Given information:
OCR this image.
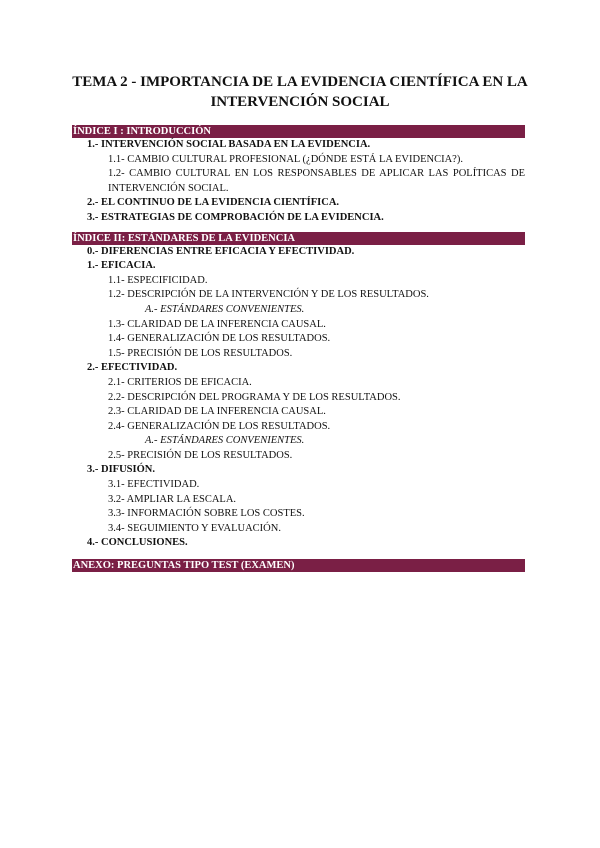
TEMA 2 - IMPORTANCIA DE LA EVIDENCIA CIENTÍFICA EN LA
INTERVENCIÓN SOCIAL
ÍNDICE I : INTRODUCCIÓN
1.- INTERVENCIÓN SOCIAL BASADA EN LA EVIDENCIA.
1.1- CAMBIO CULTURAL PROFESIONAL (¿DÓNDE ESTÁ LA EVIDENCIA?).
1.2- CAMBIO CULTURAL EN LOS RESPONSABLES DE APLICAR LAS POLÍTICAS DE INTERVENCIÓN SOCIAL.
2.- EL CONTINUO DE LA EVIDENCIA CIENTÍFICA.
3.- ESTRATEGIAS DE COMPROBACIÓN DE LA EVIDENCIA.
ÍNDICE II: ESTÁNDARES DE LA EVIDENCIA
0.- DIFERENCIAS ENTRE EFICACIA Y EFECTIVIDAD.
1.- EFICACIA.
1.1- ESPECIFICIDAD.
1.2- DESCRIPCIÓN DE LA INTERVENCIÓN Y DE LOS RESULTADOS.
A.- ESTÁNDARES CONVENIENTES.
1.3- CLARIDAD DE LA INFERENCIA CAUSAL.
1.4- GENERALIZACIÓN DE LOS RESULTADOS.
1.5- PRECISIÓN DE LOS RESULTADOS.
2.- EFECTIVIDAD.
2.1- CRITERIOS DE EFICACIA.
2.2- DESCRIPCIÓN DEL PROGRAMA Y DE LOS RESULTADOS.
2.3- CLARIDAD DE LA INFERENCIA CAUSAL.
2.4- GENERALIZACIÓN DE LOS RESULTADOS.
A.- ESTÁNDARES CONVENIENTES.
2.5- PRECISIÓN DE LOS RESULTADOS.
3.- DIFUSIÓN.
3.1- EFECTIVIDAD.
3.2- AMPLIAR LA ESCALA.
3.3- INFORMACIÓN SOBRE LOS COSTES.
3.4- SEGUIMIENTO Y EVALUACIÓN.
4.- CONCLUSIONES.
ANEXO: PREGUNTAS TIPO TEST (EXAMEN)
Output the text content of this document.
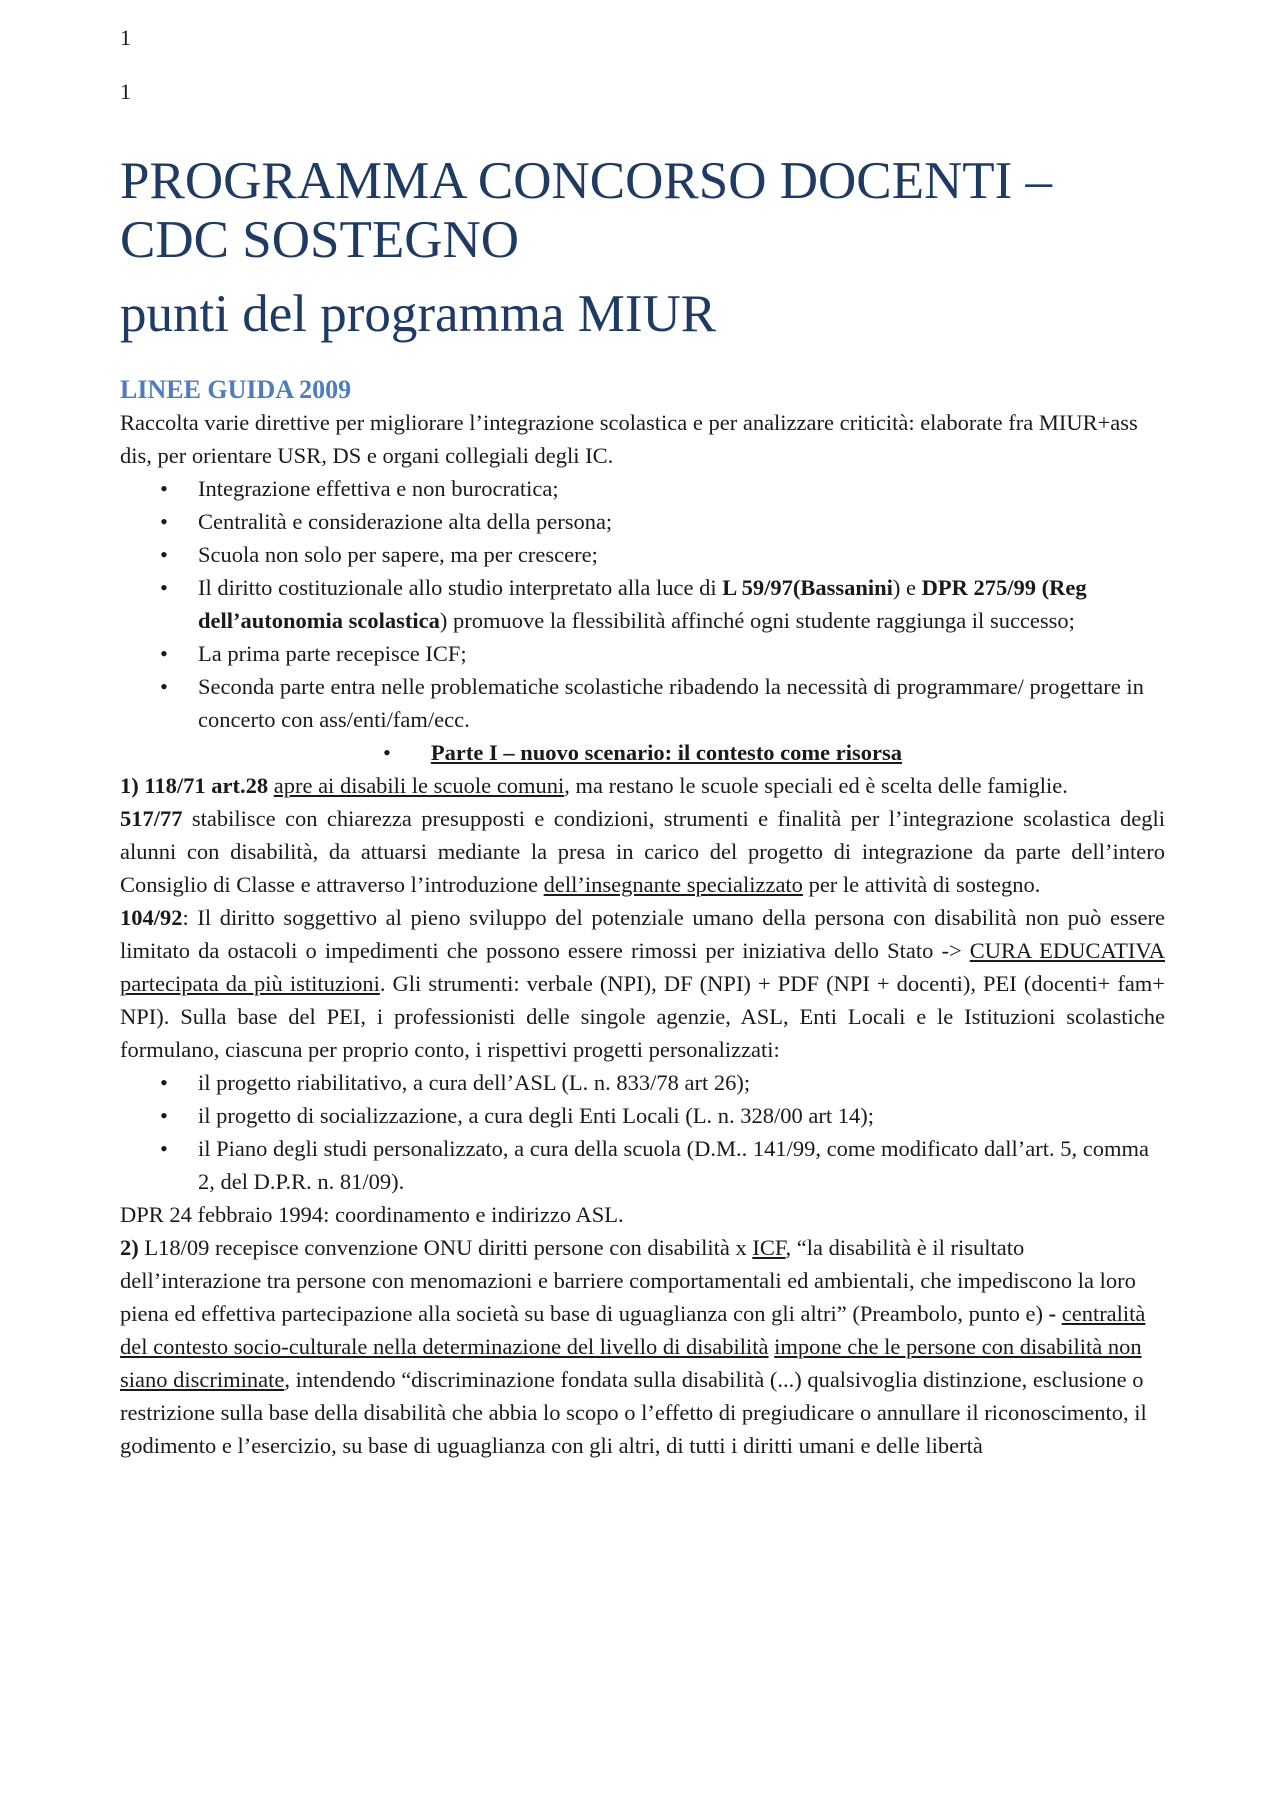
1
1
PROGRAMMA CONCORSO DOCENTI – CDC SOSTEGNO
punti del programma MIUR
LINEE GUIDA 2009

Raccolta varie direttive per migliorare l’integrazione scolastica e per analizzare criticità: elaborate fra MIUR+ass dis, per orientare USR, DS e organi collegiali degli IC.

• Integrazione effettiva e non burocratica;
• Centralità e considerazione alta della persona;
• Scuola non solo per sapere, ma per crescere;
• Il diritto costituzionale allo studio interpretato alla luce di L 59/97(Bassanini) e DPR 275/99 (Reg dell’autonomia scolastica) promuove la flessibilità affinché ogni studente raggiunga il successo;
• La prima parte recepisce ICF;
• Seconda parte entra nelle problematiche scolastiche ribadendo la necessità di programmare/ progettare in concerto con ass/enti/fam/ecc.
• Parte I – nuovo scenario: il contesto come risorsa

1) 118/71 art.28 apre ai disabili le scuole comuni, ma restano le scuole speciali ed è scelta delle famiglie.

517/77 stabilisce con chiarezza presupposti e condizioni, strumenti e finalità per l’integrazione scolastica degli alunni con disabilità, da attuarsi mediante la presa in carico del progetto di integrazione da parte dell’intero Consiglio di Classe e attraverso l’introduzione dell’insegnante specializzato per le attività di sostegno.

104/92: Il diritto soggettivo al pieno sviluppo del potenziale umano della persona con disabilità non può essere limitato da ostacoli o impedimenti che possono essere rimossi per iniziativa dello Stato -> CURA EDUCATIVA partecipata da più istituzioni. Gli strumenti: verbale (NPI), DF (NPI) + PDF (NPI + docenti), PEI (docenti+ fam+ NPI). Sulla base del PEI, i professionisti delle singole agenzie, ASL, Enti Locali e le Istituzioni scolastiche formulano, ciascuna per proprio conto, i rispettivi progetti personalizzati:

• il progetto riabilitativo, a cura dell’ASL (L. n. 833/78 art 26);
• il progetto di socializzazione, a cura degli Enti Locali (L. n. 328/00 art 14);
• il Piano degli studi personalizzato, a cura della scuola (D.M.. 141/99, come modificato dall’art. 5, comma 2, del D.P.R. n. 81/09).

DPR 24 febbraio 1994: coordinamento e indirizzo ASL.

2) L18/09 recepisce convenzione ONU diritti persone con disabilità x ICF, “la disabilità è il risultato dell’interazione tra persone con menomazioni e barriere comportamentali ed ambientali, che impediscono la loro piena ed effettiva partecipazione alla società su base di uguaglianza con gli altri” (Preambolo, punto e) - centralità del contesto socio-culturale nella determinazione del livello di disabilità impone che le persone con disabilità non siano discriminate, intendendo “discriminazione fondata sulla disabilità (...) qualsivoglia distinzione, esclusione o restrizione sulla base della disabilità che abbia lo scopo o l’effetto di pregiudicare o annullare il riconoscimento, il godimento e l’esercizio, su base di uguaglianza con gli altri, di tutti i diritti umani e delle libertà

Your task: Leave out the pictures and print each record exactly as it stands.

The completed task:
OCR this image.
TEMA 2 - IMPORTANCIA DE LA EVIDENCIA CIENTÍFICA EN LA
INTERVENCIÓN SOCIAL
ÍNDICE I : INTRODUCCIÓN
1.- INTERVENCIÓN SOCIAL BASADA EN LA EVIDENCIA.
1.1- CAMBIO CULTURAL PROFESIONAL (¿DÓNDE ESTÁ LA EVIDENCIA?).
1.2- CAMBIO CULTURAL EN LOS RESPONSABLES DE APLICAR LAS POLÍTICAS DE INTERVENCIÓN SOCIAL.
2.- EL CONTINUO DE LA EVIDENCIA CIENTÍFICA.
3.- ESTRATEGIAS DE COMPROBACIÓN DE LA EVIDENCIA.
ÍNDICE II: ESTÁNDARES DE LA EVIDENCIA
0.- DIFERENCIAS ENTRE EFICACIA Y EFECTIVIDAD.
1.- EFICACIA.
1.1- ESPECIFICIDAD.
1.2- DESCRIPCIÓN DE LA INTERVENCIÓN Y DE LOS RESULTADOS.
A.- ESTÁNDARES CONVENIENTES.
1.3- CLARIDAD DE LA INFERENCIA CAUSAL.
1.4- GENERALIZACIÓN DE LOS RESULTADOS.
1.5- PRECISIÓN DE LOS RESULTADOS.
2.- EFECTIVIDAD.
2.1- CRITERIOS DE EFICACIA.
2.2- DESCRIPCIÓN DEL PROGRAMA Y DE LOS RESULTADOS.
2.3- CLARIDAD DE LA INFERENCIA CAUSAL.
2.4- GENERALIZACIÓN DE LOS RESULTADOS.
A.- ESTÁNDARES CONVENIENTES.
2.5- PRECISIÓN DE LOS RESULTADOS.
3.- DIFUSIÓN.
3.1- EFECTIVIDAD.
3.2- AMPLIAR LA ESCALA.
3.3- INFORMACIÓN SOBRE LOS COSTES.
3.4- SEGUIMIENTO Y EVALUACIÓN.
4.- CONCLUSIONES.
ANEXO: PREGUNTAS TIPO TEST (EXAMEN)
Output the text content of this document.
1
1
PROGRAMMA CONCORSO DOCENTI – CDC SOSTEGNO
punti del programma MIUR
LINEE GUIDA 2009

Raccolta varie direttive per migliorare l’integrazione scolastica e per analizzare criticità: elaborate fra MIUR+ass dis, per orientare USR, DS e organi collegiali degli IC.

• Integrazione effettiva e non burocratica;
• Centralità e considerazione alta della persona;
• Scuola non solo per sapere, ma per crescere;
• Il diritto costituzionale allo studio interpretato alla luce di L 59/97(Bassanini) e DPR 275/99 (Reg dell’autonomia scolastica) promuove la flessibilità affinché ogni studente raggiunga il successo;
• La prima parte recepisce ICF;
• Seconda parte entra nelle problematiche scolastiche ribadendo la necessità di programmare/ progettare in concerto con ass/enti/fam/ecc.
• Parte I – nuovo scenario: il contesto come risorsa

1) 118/71 art.28 apre ai disabili le scuole comuni, ma restano le scuole speciali ed è scelta delle famiglie.

517/77 stabilisce con chiarezza presupposti e condizioni, strumenti e finalità per l’integrazione scolastica degli alunni con disabilità, da attuarsi mediante la presa in carico del progetto di integrazione da parte dell’intero Consiglio di Classe e attraverso l’introduzione dell’insegnante specializzato per le attività di sostegno.

104/92: Il diritto soggettivo al pieno sviluppo del potenziale umano della persona con disabilità non può essere limitato da ostacoli o impedimenti che possono essere rimossi per iniziativa dello Stato -> CURA EDUCATIVA partecipata da più istituzioni. Gli strumenti: verbale (NPI), DF (NPI) + PDF (NPI + docenti), PEI (docenti+ fam+ NPI). Sulla base del PEI, i professionisti delle singole agenzie, ASL, Enti Locali e le Istituzioni scolastiche formulano, ciascuna per proprio conto, i rispettivi progetti personalizzati:

• il progetto riabilitativo, a cura dell’ASL (L. n. 833/78 art 26);
• il progetto di socializzazione, a cura degli Enti Locali (L. n. 328/00 art 14);
• il Piano degli studi personalizzato, a cura della scuola (D.M.. 141/99, come modificato dall’art. 5, comma 2, del D.P.R. n. 81/09).

DPR 24 febbraio 1994: coordinamento e indirizzo ASL.

2) L18/09 recepisce convenzione ONU diritti persone con disabilità x ICF, “la disabilità è il risultato dell’interazione tra persone con menomazioni e barriere comportamentali ed ambientali, che impediscono la loro piena ed effettiva partecipazione alla società su base di uguaglianza con gli altri” (Preambolo, punto e) - centralità del contesto socio-culturale nella determinazione del livello di disabilità impone che le persone con disabilità non siano discriminate, intendendo “discriminazione fondata sulla disabilità (...) qualsivoglia distinzione, esclusione o restrizione sulla base della disabilità che abbia lo scopo o l’effetto di pregiudicare o annullare il riconoscimento, il godimento e l’esercizio, su base di uguaglianza con gli altri, di tutti i diritti umani e delle libertà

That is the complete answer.